(WHAT YOU NEED TO DO):
1. Answer these questions using the beekeeping thread.
(a) What does the thread say Africanized bees do to the queens with European drone fathers?
(b) Which queen cells does the thread say breeders pick to keep?
(c) In what year does the thread say imports were banned?
2. Reproduce word for word the passage of the beekeeping thread starting at "2) A lot of" and ending at "into the cells?".

1) Fast hatching. If you're the first to hatch, you win and can kill all the rest while they're still developing. Again, Africanized bees, who have been wild the longest, have a monopoly on this--that's why they're outbreeding feral European bees in the south--they hatch a day early and kill all the queens with European drone fathers! When we separate all the cells, at the least we're putting a pause on the genetic pressure to hatch quickly. (how do you think queens got from 21 days to 16 days??) (I think we should try breeding Euro bees to Africanized--breed selectively for 15-day hatching while adding in more and more Euro each generation until we get several lines that retain the fast-hatching but are mostly European descent. Then release THOSE to counter-compete with the Africanized)

2) A lot of people claim small-cell is better for reasons I won't go into here. But then breeders pick the BIGGEST queen cells to keep. This is just theorizing since I know very little about queen raising right now, but if you want smaller bees, wouldn't it follow that eventually the queen needs to be smaller to fit her abdomen into the cells?

Fun thread, and I'm interested in hearing any opinions counter to mine!

~Tara


----------



## AmericasBeekeeper (Jan 24, 2010)

So how diverse is bee genetics in the United States? How many sub-species or even queen lines are there since imports were banned back in 1922? A couple new lines have been snuck in or legally imported. If a queen lives one to five years, we have had 88 to 14 generations with less than 9 genetic lines. Diversity is what Buckfast Abby accomplished by going to several continents to collect new lines. Duplicate lines are maintained to prevent genetic depression. Heterosis almost universally improves by deepening the gene pool - which is shallower than spit in the U.S.

(INFORMATION PROVIDED):
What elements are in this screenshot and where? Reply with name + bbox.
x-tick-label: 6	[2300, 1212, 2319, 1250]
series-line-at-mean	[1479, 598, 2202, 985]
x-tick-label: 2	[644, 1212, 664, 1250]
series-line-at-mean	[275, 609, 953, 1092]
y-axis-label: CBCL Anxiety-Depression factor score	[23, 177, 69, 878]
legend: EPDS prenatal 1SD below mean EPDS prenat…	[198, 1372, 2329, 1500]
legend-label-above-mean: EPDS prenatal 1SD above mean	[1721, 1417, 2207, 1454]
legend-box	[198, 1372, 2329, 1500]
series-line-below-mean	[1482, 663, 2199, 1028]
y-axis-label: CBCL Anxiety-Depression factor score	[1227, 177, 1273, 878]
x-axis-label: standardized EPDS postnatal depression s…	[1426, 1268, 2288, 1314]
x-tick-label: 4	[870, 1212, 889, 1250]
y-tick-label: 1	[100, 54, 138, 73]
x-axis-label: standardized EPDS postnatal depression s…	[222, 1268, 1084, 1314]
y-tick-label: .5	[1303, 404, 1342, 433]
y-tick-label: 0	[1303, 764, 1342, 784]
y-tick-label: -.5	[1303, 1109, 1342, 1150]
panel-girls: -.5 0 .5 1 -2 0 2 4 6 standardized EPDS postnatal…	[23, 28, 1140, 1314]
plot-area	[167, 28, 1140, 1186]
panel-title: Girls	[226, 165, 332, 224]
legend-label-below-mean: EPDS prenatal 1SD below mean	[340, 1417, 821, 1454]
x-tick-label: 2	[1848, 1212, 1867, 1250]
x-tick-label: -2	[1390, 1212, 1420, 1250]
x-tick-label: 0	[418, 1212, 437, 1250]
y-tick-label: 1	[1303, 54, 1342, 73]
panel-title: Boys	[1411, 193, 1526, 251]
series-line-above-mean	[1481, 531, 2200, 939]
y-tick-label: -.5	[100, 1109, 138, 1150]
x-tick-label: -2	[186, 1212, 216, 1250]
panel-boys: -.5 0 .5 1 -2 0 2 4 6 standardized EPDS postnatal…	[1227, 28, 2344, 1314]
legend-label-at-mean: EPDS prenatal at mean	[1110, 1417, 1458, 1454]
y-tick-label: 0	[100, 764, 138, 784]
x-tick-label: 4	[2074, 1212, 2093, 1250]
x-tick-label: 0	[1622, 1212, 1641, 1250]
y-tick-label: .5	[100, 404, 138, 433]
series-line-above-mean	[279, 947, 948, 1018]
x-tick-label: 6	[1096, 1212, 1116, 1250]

(ANSWERS PER TASK):
1.
(a) They hatch a day early and kill them.
(b) The biggest queen cells.
(c) 1922.

2.
2) A lot of people claim small-cell is better for reasons I won't go into here. But then breeders pick the BIGGEST queen cells to keep. This is just theorizing since I know very little about queen raising right now, but if you want smaller bees, wouldn't it follow that eventually the queen needs to be smaller to fit her abdomen into the cells?